Exercise requirements ::
Return every record below exactly as written, but leave out the pictures.

Data for the task ::
————

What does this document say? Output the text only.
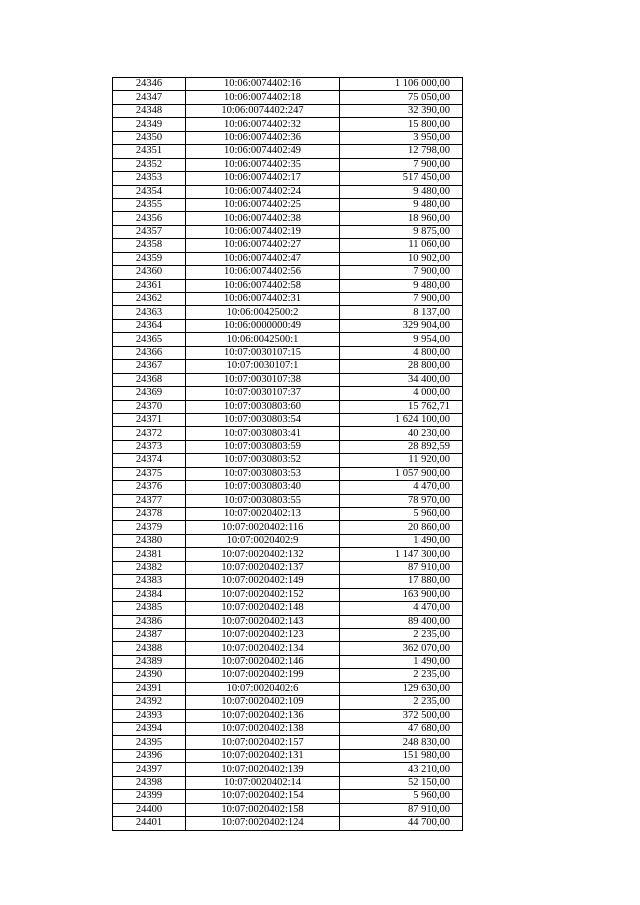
24346	10:06:0074402:16	1 106 000,00
24347	10:06:0074402:18	75 050,00
24348	10:06:0074402:247	32 390,00
24349	10:06:0074402:32	15 800,00
24350	10:06:0074402:36	3 950,00
24351	10:06:0074402:49	12 798,00
24352	10:06:0074402:35	7 900,00
24353	10:06:0074402:17	517 450,00
24354	10:06:0074402:24	9 480,00
24355	10:06:0074402:25	9 480,00
24356	10:06:0074402:38	18 960,00
24357	10:06:0074402:19	9 875,00
24358	10:06:0074402:27	11 060,00
24359	10:06:0074402:47	10 902,00
24360	10:06:0074402:56	7 900,00
24361	10:06:0074402:58	9 480,00
24362	10:06:0074402:31	7 900,00
24363	10:06:0042500:2	8 137,00
24364	10:06:0000000:49	329 904,00
24365	10:06:0042500:1	9 954,00
24366	10:07:0030107:15	4 800,00
24367	10:07:0030107:1	28 800,00
24368	10:07:0030107:38	34 400,00
24369	10:07:0030107:37	4 000,00
24370	10:07:0030803:60	15 762,71
24371	10:07:0030803:54	1 624 100,00
24372	10:07:0030803:41	40 230,00
24373	10:07:0030803:59	28 892,59
24374	10:07:0030803:52	11 920,00
24375	10:07:0030803:53	1 057 900,00
24376	10:07:0030803:40	4 470,00
24377	10:07:0030803:55	78 970,00
24378	10:07:0020402:13	5 960,00
24379	10:07:0020402:116	20 860,00
24380	10:07:0020402:9	1 490,00
24381	10:07:0020402:132	1 147 300,00
24382	10:07:0020402:137	87 910,00
24383	10:07:0020402:149	17 880,00
24384	10:07:0020402:152	163 900,00
24385	10:07:0020402:148	4 470,00
24386	10:07:0020402:143	89 400,00
24387	10:07:0020402:123	2 235,00
24388	10:07:0020402:134	362 070,00
24389	10:07:0020402:146	1 490,00
24390	10:07:0020402:199	2 235,00
24391	10:07:0020402:6	129 630,00
24392	10:07:0020402:109	2 235,00
24393	10:07:0020402:136	372 500,00
24394	10:07:0020402:138	47 680,00
24395	10:07:0020402:157	248 830,00
24396	10:07:0020402:131	151 980,00
24397	10:07:0020402:139	43 210,00
24398	10:07:0020402:14	52 150,00
24399	10:07:0020402:154	5 960,00
24400	10:07:0020402:158	87 910,00
24401	10:07:0020402:124	44 700,00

————

Output of the exercise ::
What does this document say? Output the text only.
24346	10:06:0074402:16	1 106 000,00
24347	10:06:0074402:18	75 050,00
24348	10:06:0074402:247	32 390,00
24349	10:06:0074402:32	15 800,00
24350	10:06:0074402:36	3 950,00
24351	10:06:0074402:49	12 798,00
24352	10:06:0074402:35	7 900,00
24353	10:06:0074402:17	517 450,00
24354	10:06:0074402:24	9 480,00
24355	10:06:0074402:25	9 480,00
24356	10:06:0074402:38	18 960,00
24357	10:06:0074402:19	9 875,00
24358	10:06:0074402:27	11 060,00
24359	10:06:0074402:47	10 902,00
24360	10:06:0074402:56	7 900,00
24361	10:06:0074402:58	9 480,00
24362	10:06:0074402:31	7 900,00
24363	10:06:0042500:2	8 137,00
24364	10:06:0000000:49	329 904,00
24365	10:06:0042500:1	9 954,00
24366	10:07:0030107:15	4 800,00
24367	10:07:0030107:1	28 800,00
24368	10:07:0030107:38	34 400,00
24369	10:07:0030107:37	4 000,00
24370	10:07:0030803:60	15 762,71
24371	10:07:0030803:54	1 624 100,00
24372	10:07:0030803:41	40 230,00
24373	10:07:0030803:59	28 892,59
24374	10:07:0030803:52	11 920,00
24375	10:07:0030803:53	1 057 900,00
24376	10:07:0030803:40	4 470,00
24377	10:07:0030803:55	78 970,00
24378	10:07:0020402:13	5 960,00
24379	10:07:0020402:116	20 860,00
24380	10:07:0020402:9	1 490,00
24381	10:07:0020402:132	1 147 300,00
24382	10:07:0020402:137	87 910,00
24383	10:07:0020402:149	17 880,00
24384	10:07:0020402:152	163 900,00
24385	10:07:0020402:148	4 470,00
24386	10:07:0020402:143	89 400,00
24387	10:07:0020402:123	2 235,00
24388	10:07:0020402:134	362 070,00
24389	10:07:0020402:146	1 490,00
24390	10:07:0020402:199	2 235,00
24391	10:07:0020402:6	129 630,00
24392	10:07:0020402:109	2 235,00
24393	10:07:0020402:136	372 500,00
24394	10:07:0020402:138	47 680,00
24395	10:07:0020402:157	248 830,00
24396	10:07:0020402:131	151 980,00
24397	10:07:0020402:139	43 210,00
24398	10:07:0020402:14	52 150,00
24399	10:07:0020402:154	5 960,00
24400	10:07:0020402:158	87 910,00
24401	10:07:0020402:124	44 700,00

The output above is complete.